Description of the task ▸ Copy everything in the data below exactly except the pictures.

******************************

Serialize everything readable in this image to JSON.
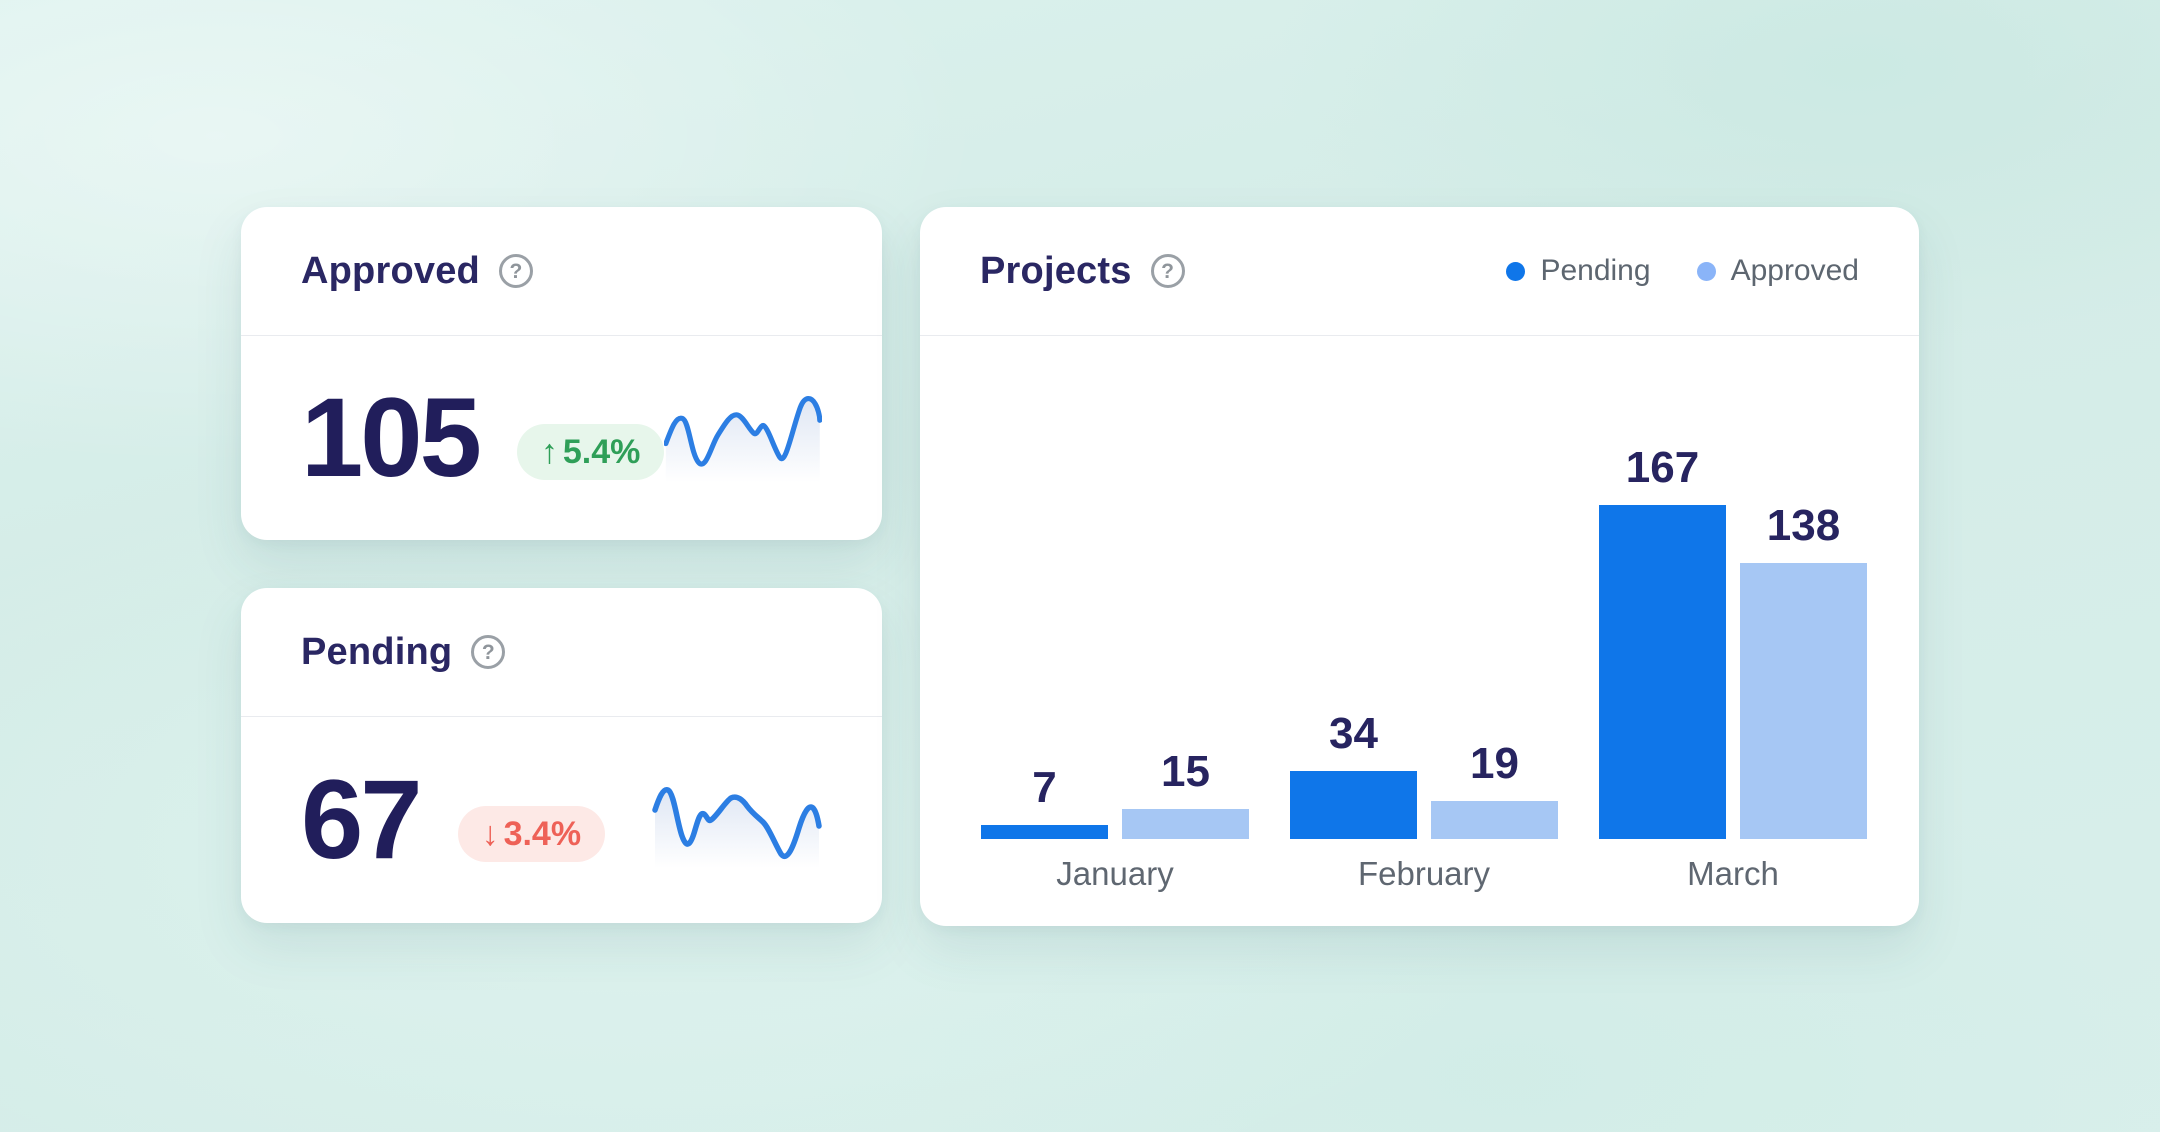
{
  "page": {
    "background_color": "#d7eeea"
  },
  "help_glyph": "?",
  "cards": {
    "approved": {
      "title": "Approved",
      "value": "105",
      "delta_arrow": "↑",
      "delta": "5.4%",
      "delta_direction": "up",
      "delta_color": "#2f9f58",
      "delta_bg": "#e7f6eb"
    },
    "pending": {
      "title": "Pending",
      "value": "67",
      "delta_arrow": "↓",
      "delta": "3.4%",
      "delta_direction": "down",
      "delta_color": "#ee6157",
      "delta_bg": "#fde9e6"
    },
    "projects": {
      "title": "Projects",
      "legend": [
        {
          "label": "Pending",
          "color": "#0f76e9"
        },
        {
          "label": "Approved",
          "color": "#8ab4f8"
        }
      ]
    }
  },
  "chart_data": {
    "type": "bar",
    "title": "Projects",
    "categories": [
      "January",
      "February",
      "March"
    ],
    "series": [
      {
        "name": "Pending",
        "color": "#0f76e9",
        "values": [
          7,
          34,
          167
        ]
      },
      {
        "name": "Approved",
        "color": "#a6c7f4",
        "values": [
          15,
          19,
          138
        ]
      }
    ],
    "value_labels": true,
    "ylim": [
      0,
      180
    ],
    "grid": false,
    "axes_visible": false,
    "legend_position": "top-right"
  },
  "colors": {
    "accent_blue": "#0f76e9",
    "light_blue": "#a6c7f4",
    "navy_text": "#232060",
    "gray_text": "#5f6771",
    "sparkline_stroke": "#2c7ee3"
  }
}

******************************

Written solution ▸
Serialize everything readable in this image to JSON.
{
  "page": {
    "background_color": "#d7eeea"
  },
  "help_glyph": "?",
  "cards": {
    "approved": {
      "title": "Approved",
      "value": "105",
      "delta_arrow": "↑",
      "delta": "5.4%",
      "delta_direction": "up",
      "delta_color": "#2f9f58",
      "delta_bg": "#e7f6eb"
    },
    "pending": {
      "title": "Pending",
      "value": "67",
      "delta_arrow": "↓",
      "delta": "3.4%",
      "delta_direction": "down",
      "delta_color": "#ee6157",
      "delta_bg": "#fde9e6"
    },
    "projects": {
      "title": "Projects",
      "legend": [
        {
          "label": "Pending",
          "color": "#0f76e9"
        },
        {
          "label": "Approved",
          "color": "#8ab4f8"
        }
      ]
    }
  },
  "chart_data": {
    "type": "bar",
    "title": "Projects",
    "categories": [
      "January",
      "February",
      "March"
    ],
    "series": [
      {
        "name": "Pending",
        "color": "#0f76e9",
        "values": [
          7,
          34,
          167
        ]
      },
      {
        "name": "Approved",
        "color": "#a6c7f4",
        "values": [
          15,
          19,
          138
        ]
      }
    ],
    "value_labels": true,
    "ylim": [
      0,
      180
    ],
    "grid": false,
    "axes_visible": false,
    "legend_position": "top-right"
  },
  "colors": {
    "accent_blue": "#0f76e9",
    "light_blue": "#a6c7f4",
    "navy_text": "#232060",
    "gray_text": "#5f6771",
    "sparkline_stroke": "#2c7ee3"
  }
}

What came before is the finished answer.